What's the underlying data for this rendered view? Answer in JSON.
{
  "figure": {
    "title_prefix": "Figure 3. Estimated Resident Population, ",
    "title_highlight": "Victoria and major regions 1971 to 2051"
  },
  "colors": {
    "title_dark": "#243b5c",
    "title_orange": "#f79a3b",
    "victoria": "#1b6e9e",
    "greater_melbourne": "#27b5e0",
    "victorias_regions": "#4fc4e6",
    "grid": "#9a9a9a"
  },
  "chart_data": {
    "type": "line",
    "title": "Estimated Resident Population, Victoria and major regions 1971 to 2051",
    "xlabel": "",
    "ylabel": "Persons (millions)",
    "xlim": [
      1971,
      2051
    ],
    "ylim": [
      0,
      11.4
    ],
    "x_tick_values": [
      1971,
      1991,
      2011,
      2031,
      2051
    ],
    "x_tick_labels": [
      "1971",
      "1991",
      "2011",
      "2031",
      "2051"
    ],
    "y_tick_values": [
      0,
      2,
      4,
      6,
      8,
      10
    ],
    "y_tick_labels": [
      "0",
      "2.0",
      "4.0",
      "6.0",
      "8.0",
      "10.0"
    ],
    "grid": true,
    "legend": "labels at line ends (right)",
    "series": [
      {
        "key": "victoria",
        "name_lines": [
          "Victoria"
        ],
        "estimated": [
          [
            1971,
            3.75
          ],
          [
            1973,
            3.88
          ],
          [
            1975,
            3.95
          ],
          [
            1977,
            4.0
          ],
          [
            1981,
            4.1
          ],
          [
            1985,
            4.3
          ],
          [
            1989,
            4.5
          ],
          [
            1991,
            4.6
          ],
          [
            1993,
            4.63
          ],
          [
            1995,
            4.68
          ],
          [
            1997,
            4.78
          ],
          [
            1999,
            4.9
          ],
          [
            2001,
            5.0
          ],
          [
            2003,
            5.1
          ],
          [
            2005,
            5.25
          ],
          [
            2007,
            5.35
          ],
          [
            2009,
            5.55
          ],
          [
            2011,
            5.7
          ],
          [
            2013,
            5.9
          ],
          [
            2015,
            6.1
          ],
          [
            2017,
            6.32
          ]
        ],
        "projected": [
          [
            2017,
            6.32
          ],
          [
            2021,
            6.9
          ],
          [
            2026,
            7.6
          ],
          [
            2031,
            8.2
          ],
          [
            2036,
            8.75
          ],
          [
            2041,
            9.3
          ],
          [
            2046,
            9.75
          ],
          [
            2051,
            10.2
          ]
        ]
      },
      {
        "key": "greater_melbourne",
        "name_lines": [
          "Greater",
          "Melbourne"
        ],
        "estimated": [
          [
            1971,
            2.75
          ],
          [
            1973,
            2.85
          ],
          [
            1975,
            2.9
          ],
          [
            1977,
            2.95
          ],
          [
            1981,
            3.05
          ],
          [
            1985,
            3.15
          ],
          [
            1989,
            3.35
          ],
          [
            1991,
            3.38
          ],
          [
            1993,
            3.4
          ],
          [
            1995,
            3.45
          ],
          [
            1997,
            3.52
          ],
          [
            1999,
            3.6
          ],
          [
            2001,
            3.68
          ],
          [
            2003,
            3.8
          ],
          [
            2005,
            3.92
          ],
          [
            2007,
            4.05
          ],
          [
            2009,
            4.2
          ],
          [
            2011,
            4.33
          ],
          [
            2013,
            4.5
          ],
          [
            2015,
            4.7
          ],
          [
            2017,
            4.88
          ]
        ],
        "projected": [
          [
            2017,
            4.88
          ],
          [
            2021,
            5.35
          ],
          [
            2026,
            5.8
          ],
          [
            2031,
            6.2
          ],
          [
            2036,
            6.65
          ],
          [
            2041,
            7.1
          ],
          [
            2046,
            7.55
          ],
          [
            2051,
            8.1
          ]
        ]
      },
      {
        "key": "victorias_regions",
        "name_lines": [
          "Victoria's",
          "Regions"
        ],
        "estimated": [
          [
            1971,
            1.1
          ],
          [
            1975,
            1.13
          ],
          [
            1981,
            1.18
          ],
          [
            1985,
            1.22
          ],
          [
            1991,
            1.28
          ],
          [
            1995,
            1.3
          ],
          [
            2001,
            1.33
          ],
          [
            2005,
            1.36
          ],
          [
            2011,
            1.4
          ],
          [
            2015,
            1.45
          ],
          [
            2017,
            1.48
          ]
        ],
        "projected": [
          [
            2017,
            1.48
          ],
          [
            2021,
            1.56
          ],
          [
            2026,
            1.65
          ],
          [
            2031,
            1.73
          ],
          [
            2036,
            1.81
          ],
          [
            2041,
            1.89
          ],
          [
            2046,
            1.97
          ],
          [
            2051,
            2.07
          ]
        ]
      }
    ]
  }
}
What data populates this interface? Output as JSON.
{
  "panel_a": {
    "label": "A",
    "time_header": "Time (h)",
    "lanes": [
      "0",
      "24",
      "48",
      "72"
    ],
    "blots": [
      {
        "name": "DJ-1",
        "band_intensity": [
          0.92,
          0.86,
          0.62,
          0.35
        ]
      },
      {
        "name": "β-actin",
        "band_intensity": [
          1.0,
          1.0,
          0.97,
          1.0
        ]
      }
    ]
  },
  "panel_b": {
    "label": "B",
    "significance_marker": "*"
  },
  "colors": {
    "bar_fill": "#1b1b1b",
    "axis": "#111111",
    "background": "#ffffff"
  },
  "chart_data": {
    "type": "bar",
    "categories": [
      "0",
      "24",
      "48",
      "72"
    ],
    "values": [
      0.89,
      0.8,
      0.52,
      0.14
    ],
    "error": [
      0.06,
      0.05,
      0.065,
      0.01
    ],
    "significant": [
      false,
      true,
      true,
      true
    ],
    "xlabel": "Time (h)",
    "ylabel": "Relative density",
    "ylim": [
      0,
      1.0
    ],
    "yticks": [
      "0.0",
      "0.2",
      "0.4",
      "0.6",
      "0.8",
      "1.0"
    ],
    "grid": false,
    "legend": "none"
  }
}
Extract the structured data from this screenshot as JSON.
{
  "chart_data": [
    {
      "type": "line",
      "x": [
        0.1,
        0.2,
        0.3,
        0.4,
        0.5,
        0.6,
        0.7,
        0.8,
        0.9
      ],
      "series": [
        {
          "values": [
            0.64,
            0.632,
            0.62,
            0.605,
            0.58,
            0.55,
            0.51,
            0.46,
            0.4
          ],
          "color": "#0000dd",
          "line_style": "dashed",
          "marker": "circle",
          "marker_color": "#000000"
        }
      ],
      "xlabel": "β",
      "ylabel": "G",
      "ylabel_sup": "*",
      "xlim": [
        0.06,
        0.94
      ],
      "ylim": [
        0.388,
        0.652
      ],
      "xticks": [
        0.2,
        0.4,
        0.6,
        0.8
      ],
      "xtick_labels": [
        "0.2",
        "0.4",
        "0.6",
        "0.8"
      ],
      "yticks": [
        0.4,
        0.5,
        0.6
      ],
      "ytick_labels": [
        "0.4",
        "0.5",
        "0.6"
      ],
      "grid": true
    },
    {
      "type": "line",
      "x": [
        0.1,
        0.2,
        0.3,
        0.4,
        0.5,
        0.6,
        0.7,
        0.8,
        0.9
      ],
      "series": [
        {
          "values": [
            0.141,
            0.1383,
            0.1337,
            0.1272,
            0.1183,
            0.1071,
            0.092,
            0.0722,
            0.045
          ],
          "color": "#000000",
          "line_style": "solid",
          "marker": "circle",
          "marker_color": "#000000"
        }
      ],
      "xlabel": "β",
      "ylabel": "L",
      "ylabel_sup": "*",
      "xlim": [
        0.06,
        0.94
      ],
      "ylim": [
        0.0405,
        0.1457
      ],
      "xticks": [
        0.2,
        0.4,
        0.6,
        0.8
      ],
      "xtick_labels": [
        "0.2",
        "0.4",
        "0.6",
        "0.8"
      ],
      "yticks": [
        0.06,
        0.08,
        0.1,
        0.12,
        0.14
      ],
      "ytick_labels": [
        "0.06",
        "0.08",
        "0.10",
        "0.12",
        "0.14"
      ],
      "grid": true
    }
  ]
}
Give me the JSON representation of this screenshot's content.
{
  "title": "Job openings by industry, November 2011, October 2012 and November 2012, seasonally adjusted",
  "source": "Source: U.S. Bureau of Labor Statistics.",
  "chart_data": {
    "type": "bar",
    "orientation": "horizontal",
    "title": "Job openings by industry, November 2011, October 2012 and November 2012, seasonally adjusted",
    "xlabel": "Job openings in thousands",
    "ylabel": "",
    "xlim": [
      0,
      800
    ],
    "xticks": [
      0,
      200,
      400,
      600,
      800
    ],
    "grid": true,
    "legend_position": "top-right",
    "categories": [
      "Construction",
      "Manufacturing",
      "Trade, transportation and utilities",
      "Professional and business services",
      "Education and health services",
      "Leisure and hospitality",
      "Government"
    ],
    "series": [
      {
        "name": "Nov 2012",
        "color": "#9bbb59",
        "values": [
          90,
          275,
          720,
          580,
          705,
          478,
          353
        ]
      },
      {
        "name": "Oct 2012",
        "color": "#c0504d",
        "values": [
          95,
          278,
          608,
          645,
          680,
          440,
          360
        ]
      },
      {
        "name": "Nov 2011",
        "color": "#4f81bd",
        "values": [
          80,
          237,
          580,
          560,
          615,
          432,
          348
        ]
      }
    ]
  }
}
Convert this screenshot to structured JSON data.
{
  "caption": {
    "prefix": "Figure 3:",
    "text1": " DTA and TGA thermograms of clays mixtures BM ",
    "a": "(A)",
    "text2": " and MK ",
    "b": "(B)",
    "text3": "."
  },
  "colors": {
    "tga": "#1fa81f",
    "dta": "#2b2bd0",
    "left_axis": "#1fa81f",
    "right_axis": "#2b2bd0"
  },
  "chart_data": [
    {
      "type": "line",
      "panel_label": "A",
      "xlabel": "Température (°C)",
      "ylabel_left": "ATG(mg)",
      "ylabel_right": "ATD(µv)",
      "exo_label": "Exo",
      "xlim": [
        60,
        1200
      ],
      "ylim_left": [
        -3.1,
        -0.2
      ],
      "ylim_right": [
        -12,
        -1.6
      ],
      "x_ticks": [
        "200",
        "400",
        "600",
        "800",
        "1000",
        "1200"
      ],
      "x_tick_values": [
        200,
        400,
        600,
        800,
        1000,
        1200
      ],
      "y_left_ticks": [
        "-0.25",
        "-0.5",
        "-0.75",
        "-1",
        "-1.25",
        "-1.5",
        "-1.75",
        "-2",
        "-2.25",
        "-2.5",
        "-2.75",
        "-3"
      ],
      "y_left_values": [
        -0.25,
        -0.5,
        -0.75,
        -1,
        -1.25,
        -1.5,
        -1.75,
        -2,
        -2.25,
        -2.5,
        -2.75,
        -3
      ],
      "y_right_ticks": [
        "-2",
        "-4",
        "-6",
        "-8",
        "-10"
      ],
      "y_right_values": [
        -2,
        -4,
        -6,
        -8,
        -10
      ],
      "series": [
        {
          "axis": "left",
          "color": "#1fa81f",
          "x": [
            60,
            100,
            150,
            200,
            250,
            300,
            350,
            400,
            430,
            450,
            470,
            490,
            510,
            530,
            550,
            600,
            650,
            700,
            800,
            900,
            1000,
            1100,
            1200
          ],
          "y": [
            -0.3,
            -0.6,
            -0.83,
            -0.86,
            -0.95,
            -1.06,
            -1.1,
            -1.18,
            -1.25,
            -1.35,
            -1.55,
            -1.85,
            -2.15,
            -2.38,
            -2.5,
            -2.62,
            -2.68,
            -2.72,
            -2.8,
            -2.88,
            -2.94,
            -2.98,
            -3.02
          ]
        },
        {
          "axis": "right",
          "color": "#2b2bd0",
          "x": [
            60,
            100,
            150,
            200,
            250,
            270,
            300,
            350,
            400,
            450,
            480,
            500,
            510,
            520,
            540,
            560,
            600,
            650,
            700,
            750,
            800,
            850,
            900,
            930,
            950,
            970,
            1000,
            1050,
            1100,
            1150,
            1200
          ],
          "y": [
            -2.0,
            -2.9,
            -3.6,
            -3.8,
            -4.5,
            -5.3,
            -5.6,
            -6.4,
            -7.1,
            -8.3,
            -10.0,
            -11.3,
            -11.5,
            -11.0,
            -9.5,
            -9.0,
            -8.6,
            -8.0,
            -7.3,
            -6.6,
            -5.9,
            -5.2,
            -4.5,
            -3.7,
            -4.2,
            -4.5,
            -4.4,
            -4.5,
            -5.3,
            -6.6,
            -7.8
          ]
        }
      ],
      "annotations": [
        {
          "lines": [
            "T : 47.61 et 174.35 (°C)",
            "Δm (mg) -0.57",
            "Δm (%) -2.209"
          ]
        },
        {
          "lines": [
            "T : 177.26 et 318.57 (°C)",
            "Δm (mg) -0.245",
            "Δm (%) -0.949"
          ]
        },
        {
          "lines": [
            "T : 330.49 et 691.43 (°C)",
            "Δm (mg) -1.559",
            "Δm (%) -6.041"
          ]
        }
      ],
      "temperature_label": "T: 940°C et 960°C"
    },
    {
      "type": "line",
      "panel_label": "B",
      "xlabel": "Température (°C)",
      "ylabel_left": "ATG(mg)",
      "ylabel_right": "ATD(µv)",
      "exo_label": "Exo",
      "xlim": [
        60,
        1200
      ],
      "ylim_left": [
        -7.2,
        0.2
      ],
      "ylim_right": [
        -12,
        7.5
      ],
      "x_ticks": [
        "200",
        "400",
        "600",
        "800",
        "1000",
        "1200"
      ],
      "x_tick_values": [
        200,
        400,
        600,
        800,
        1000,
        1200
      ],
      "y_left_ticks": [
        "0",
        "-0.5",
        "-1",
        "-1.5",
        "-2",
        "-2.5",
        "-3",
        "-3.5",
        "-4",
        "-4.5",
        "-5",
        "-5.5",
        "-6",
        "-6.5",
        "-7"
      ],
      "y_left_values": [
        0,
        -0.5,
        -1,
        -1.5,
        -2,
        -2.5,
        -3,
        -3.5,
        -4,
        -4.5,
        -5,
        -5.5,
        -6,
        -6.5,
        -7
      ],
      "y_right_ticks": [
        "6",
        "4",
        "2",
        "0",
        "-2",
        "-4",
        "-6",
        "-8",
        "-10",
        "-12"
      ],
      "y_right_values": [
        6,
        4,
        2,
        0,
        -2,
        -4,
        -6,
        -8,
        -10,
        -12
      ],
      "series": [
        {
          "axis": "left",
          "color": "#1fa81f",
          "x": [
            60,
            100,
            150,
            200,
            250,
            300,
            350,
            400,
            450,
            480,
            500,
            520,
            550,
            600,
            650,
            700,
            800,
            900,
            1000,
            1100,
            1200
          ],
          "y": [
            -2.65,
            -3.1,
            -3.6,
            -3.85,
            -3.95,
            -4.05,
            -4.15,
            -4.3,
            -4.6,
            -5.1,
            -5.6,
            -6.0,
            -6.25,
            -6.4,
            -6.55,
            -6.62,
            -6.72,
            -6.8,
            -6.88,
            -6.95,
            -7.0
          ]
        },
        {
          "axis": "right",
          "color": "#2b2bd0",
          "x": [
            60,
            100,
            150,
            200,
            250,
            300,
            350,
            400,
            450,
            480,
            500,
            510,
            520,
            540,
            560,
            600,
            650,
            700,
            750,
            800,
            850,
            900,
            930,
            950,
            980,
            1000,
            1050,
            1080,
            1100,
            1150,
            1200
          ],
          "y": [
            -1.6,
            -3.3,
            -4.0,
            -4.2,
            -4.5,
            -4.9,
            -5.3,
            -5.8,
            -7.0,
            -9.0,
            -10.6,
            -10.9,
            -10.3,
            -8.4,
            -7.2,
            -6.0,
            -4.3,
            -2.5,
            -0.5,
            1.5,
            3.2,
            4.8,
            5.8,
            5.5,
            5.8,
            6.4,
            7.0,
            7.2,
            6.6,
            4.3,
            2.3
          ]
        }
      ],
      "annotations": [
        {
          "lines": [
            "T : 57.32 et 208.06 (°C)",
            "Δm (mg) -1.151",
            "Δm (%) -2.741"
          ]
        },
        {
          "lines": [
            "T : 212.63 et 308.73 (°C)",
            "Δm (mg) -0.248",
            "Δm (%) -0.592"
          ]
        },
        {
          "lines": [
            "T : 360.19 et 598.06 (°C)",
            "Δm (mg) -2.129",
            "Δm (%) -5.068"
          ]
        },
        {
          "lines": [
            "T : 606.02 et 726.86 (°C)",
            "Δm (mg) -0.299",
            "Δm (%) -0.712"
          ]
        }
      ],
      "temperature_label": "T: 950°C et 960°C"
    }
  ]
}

## Work to be completed:
Pull out all lines from the entries above that include the word "November".

## Complete output:
  "title": "Job openings by industry, November 2011, October 2012 and November 2012, seasonally adjusted",
    "title": "Job openings by industry, November 2011, October 2012 and November 2012, seasonally adjusted",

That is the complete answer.